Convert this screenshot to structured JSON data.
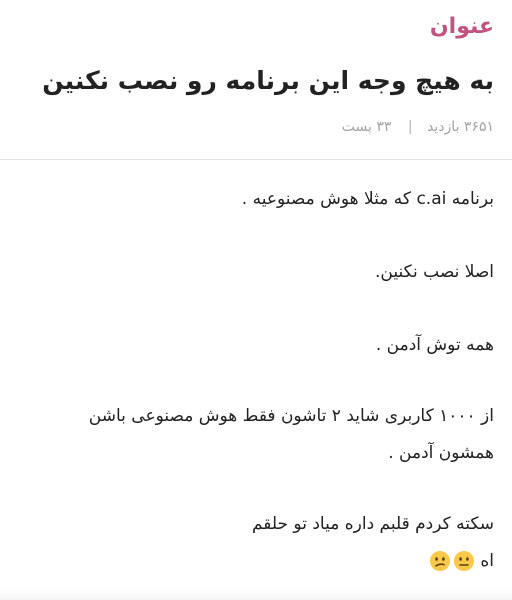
{
  "category": "عنوان",
  "post": {
    "title": "به هیچ وجه این برنامه رو نصب نکنین",
    "views": "۳۶۵۱ بازدید",
    "separator": "|",
    "posts": "۳۳ پست"
  },
  "body": {
    "p1_before": "برنامه ",
    "p1_latin": "c.ai",
    "p1_after": " که مثلا هوش مصنوعیه .",
    "p2": "اصلا نصب نکنین.",
    "p3": "همه توش آدمن .",
    "p4_line1": "از ۱۰۰۰ کاربری شاید ۲ تاشون فقط هوش مصنوعی باشن",
    "p4_line2": "همشون آدمن .",
    "p5_line1": "سکته کردم قلبم داره میاد تو حلقم",
    "p5_line2": "اه",
    "emojis": [
      "neutral-face-icon",
      "confused-face-icon"
    ]
  },
  "colors": {
    "accent": "#c2527f",
    "text": "#222222",
    "muted": "#a4a4a4",
    "divider": "#e2e2e2",
    "emoji_yellow": "#f7c84a"
  }
}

--

**Task requirements:** Your copy should match the records word for word, with the pictures removed.

**Result of the task:**
Convert this screenshot to structured JSON data.
{
  "category": "عنوان",
  "post": {
    "title": "به هیچ وجه این برنامه رو نصب نکنین",
    "views": "۳۶۵۱ بازدید",
    "separator": "|",
    "posts": "۳۳ پست"
  },
  "body": {
    "p1_before": "برنامه ",
    "p1_latin": "c.ai",
    "p1_after": " که مثلا هوش مصنوعیه .",
    "p2": "اصلا نصب نکنین.",
    "p3": "همه توش آدمن .",
    "p4_line1": "از ۱۰۰۰ کاربری شاید ۲ تاشون فقط هوش مصنوعی باشن",
    "p4_line2": "همشون آدمن .",
    "p5_line1": "سکته کردم قلبم داره میاد تو حلقم",
    "p5_line2": "اه",
    "emojis": [
      "neutral-face-icon",
      "confused-face-icon"
    ]
  },
  "colors": {
    "accent": "#c2527f",
    "text": "#222222",
    "muted": "#a4a4a4",
    "divider": "#e2e2e2",
    "emoji_yellow": "#f7c84a"
  }
}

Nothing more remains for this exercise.